◆ INSTRUCTIONS FOR THE TASK: Write out all of the entries that follow, word for word, but skip the pictures.

Extracted records:
※ ※ ※

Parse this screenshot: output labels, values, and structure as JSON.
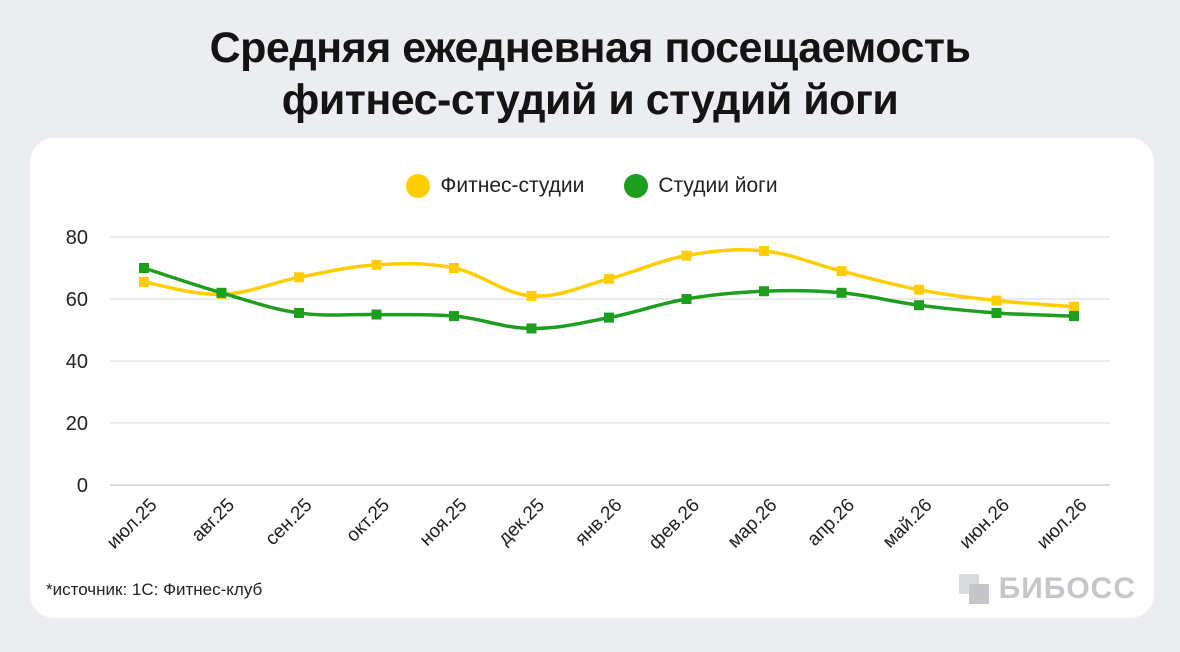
{
  "title": {
    "line1": "Средняя ежедневная посещаемость",
    "line2": "фитнес-студий и студий йоги"
  },
  "legend": {
    "fitness": "Фитнес-студии",
    "yoga": "Студии йоги"
  },
  "source": "*источник: 1С: Фитнес-клуб",
  "logo": "БИБОСС",
  "colors": {
    "fitness": "#ffcd00",
    "yoga": "#1e9e1e",
    "grid": "#d4d4d4",
    "axis_text": "#222222"
  },
  "chart_data": {
    "type": "line",
    "categories": [
      "июл.25",
      "авг.25",
      "сен.25",
      "окт.25",
      "ноя.25",
      "дек.25",
      "янв.26",
      "фев.26",
      "мар.26",
      "апр.26",
      "май.26",
      "июн.26",
      "июл.26"
    ],
    "series": [
      {
        "name": "Фитнес-студии",
        "values": [
          65.5,
          61.5,
          67,
          71,
          70,
          61,
          66.5,
          74,
          75.5,
          69,
          63,
          59.5,
          57.5
        ]
      },
      {
        "name": "Студии йоги",
        "values": [
          70,
          62,
          55.5,
          55,
          54.5,
          50.5,
          54,
          60,
          62.5,
          62,
          58,
          55.5,
          54.5
        ]
      }
    ],
    "yticks": [
      0,
      20,
      40,
      60,
      80
    ],
    "ylim": [
      0,
      80
    ],
    "grid": true,
    "legend_position": "top-center"
  }
}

※ ※ ※

◆ SOLUTION FOR THIS PROBLEM:
Parse this screenshot: output labels, values, and structure as JSON.
{
  "title": {
    "line1": "Средняя ежедневная посещаемость",
    "line2": "фитнес-студий и студий йоги"
  },
  "legend": {
    "fitness": "Фитнес-студии",
    "yoga": "Студии йоги"
  },
  "source": "*источник: 1С: Фитнес-клуб",
  "logo": "БИБОСС",
  "colors": {
    "fitness": "#ffcd00",
    "yoga": "#1e9e1e",
    "grid": "#d4d4d4",
    "axis_text": "#222222"
  },
  "chart_data": {
    "type": "line",
    "categories": [
      "июл.25",
      "авг.25",
      "сен.25",
      "окт.25",
      "ноя.25",
      "дек.25",
      "янв.26",
      "фев.26",
      "мар.26",
      "апр.26",
      "май.26",
      "июн.26",
      "июл.26"
    ],
    "series": [
      {
        "name": "Фитнес-студии",
        "values": [
          65.5,
          61.5,
          67,
          71,
          70,
          61,
          66.5,
          74,
          75.5,
          69,
          63,
          59.5,
          57.5
        ]
      },
      {
        "name": "Студии йоги",
        "values": [
          70,
          62,
          55.5,
          55,
          54.5,
          50.5,
          54,
          60,
          62.5,
          62,
          58,
          55.5,
          54.5
        ]
      }
    ],
    "yticks": [
      0,
      20,
      40,
      60,
      80
    ],
    "ylim": [
      0,
      80
    ],
    "grid": true,
    "legend_position": "top-center"
  }
}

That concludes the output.